--- start SUPPLIED MATERIAL ---

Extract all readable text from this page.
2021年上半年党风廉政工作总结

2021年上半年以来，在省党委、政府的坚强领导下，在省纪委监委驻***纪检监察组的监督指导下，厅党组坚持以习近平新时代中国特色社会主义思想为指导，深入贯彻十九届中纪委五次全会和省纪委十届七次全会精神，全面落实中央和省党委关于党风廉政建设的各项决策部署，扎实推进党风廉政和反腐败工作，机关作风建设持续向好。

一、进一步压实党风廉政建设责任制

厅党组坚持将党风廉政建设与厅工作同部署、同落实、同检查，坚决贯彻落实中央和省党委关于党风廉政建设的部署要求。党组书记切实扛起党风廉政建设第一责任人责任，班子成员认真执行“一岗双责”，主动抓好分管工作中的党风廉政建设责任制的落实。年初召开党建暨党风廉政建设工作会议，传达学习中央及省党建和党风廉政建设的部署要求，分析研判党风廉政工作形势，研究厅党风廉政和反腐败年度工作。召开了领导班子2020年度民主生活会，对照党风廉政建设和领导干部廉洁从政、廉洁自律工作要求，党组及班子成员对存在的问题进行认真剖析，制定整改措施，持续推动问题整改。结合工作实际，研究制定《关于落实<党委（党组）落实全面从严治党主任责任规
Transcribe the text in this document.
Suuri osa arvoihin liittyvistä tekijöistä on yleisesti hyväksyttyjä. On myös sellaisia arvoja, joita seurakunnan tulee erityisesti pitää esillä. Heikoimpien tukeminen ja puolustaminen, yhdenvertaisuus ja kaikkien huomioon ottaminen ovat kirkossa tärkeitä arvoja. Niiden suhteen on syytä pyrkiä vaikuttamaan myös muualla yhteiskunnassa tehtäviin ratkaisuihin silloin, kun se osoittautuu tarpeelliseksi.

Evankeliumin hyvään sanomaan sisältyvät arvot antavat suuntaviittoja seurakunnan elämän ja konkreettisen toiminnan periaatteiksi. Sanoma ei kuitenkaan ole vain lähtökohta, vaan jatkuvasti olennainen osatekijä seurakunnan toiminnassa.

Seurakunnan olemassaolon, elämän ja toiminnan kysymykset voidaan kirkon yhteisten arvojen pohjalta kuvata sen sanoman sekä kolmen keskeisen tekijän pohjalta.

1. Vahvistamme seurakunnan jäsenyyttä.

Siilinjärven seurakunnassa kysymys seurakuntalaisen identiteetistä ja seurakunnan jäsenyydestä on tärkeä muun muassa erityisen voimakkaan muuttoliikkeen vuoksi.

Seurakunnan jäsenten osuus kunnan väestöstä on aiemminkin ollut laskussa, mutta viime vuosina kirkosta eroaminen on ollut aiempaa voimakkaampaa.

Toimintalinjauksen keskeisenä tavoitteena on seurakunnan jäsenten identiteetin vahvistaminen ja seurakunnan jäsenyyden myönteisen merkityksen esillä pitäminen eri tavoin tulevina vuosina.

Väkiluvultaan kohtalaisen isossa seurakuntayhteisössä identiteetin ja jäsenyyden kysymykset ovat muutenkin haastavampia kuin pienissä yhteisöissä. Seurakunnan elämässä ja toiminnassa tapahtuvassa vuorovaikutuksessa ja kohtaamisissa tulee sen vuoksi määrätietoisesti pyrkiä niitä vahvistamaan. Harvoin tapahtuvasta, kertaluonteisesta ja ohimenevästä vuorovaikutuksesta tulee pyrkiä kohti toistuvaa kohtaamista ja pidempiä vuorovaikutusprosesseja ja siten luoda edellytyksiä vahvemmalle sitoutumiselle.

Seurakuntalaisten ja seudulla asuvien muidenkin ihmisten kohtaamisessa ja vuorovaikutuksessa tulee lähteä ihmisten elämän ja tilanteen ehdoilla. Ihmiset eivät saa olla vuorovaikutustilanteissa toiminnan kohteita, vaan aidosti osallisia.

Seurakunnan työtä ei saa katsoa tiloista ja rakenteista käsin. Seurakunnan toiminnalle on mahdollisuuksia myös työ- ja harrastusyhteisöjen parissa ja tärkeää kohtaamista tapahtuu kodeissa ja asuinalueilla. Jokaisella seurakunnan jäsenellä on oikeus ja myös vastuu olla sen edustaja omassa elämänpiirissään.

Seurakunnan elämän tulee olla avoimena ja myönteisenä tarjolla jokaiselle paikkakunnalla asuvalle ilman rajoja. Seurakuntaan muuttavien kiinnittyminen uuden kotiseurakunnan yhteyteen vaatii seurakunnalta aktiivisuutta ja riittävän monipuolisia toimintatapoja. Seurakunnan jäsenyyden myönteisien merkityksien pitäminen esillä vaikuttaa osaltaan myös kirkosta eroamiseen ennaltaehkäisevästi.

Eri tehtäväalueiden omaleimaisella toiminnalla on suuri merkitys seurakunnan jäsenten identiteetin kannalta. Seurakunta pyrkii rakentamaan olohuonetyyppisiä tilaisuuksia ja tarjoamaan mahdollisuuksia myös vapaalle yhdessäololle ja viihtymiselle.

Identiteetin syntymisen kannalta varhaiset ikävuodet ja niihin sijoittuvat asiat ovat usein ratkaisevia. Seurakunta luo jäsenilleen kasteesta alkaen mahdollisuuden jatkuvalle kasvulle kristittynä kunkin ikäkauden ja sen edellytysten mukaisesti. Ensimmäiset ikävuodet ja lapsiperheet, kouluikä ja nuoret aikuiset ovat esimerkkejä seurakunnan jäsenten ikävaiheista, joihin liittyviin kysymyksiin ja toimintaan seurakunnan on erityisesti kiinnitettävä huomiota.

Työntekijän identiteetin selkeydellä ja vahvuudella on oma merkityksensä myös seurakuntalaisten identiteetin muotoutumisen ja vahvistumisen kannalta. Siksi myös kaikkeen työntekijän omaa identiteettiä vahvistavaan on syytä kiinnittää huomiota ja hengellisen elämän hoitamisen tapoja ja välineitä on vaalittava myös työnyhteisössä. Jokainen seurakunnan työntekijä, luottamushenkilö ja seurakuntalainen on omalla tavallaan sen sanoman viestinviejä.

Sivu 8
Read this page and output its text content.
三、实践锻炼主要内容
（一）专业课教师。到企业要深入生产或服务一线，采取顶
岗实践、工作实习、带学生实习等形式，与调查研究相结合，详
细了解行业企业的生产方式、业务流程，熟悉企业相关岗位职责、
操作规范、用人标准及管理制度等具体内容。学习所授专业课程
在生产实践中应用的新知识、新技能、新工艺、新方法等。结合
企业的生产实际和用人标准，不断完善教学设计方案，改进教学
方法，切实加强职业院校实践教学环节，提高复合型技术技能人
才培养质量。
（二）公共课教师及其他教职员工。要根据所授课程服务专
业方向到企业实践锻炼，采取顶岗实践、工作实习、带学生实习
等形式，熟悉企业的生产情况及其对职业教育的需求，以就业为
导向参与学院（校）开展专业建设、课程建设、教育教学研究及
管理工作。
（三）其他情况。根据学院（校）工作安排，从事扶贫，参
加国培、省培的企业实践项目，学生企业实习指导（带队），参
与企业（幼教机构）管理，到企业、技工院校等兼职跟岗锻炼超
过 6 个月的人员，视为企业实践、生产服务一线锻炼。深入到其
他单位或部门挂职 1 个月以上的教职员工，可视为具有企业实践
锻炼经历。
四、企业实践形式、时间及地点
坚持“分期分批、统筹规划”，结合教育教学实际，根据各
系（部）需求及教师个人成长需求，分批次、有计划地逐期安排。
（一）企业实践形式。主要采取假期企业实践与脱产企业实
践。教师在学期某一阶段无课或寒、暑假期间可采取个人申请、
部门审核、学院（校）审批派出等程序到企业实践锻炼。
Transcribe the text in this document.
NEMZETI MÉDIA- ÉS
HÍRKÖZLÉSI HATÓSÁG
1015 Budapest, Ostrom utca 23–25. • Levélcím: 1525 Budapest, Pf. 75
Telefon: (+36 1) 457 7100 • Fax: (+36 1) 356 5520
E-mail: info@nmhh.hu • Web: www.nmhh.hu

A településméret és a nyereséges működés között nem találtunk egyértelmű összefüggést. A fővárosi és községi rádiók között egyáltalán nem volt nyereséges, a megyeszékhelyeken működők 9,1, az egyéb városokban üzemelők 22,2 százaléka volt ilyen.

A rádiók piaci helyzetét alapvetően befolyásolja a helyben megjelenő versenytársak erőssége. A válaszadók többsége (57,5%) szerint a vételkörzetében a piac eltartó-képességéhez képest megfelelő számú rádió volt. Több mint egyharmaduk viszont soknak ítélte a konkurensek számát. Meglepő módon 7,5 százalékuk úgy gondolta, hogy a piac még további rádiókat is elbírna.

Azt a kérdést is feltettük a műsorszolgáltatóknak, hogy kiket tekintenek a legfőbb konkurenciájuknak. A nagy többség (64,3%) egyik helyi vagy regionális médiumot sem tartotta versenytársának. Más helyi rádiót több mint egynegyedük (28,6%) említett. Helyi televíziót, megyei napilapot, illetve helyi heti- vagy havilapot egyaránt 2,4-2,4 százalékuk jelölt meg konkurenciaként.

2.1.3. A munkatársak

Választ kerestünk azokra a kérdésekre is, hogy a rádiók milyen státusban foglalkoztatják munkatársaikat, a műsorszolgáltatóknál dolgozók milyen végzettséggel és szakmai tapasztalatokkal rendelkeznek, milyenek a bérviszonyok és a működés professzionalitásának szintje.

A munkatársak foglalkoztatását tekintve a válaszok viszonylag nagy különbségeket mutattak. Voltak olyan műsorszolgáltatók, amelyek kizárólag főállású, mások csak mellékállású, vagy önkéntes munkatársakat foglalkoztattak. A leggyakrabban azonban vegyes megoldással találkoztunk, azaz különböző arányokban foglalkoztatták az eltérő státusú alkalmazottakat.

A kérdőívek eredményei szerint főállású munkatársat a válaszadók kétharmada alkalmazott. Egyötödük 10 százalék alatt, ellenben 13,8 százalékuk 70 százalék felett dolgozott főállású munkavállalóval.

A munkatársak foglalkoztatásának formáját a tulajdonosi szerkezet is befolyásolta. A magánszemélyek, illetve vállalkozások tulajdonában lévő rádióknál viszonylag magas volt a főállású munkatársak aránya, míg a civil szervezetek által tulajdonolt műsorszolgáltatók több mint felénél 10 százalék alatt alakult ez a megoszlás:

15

--- end SUPPLIED MATERIAL ---

What count of lines in the listing contain the word "huomiota"? Reply with the number only.

2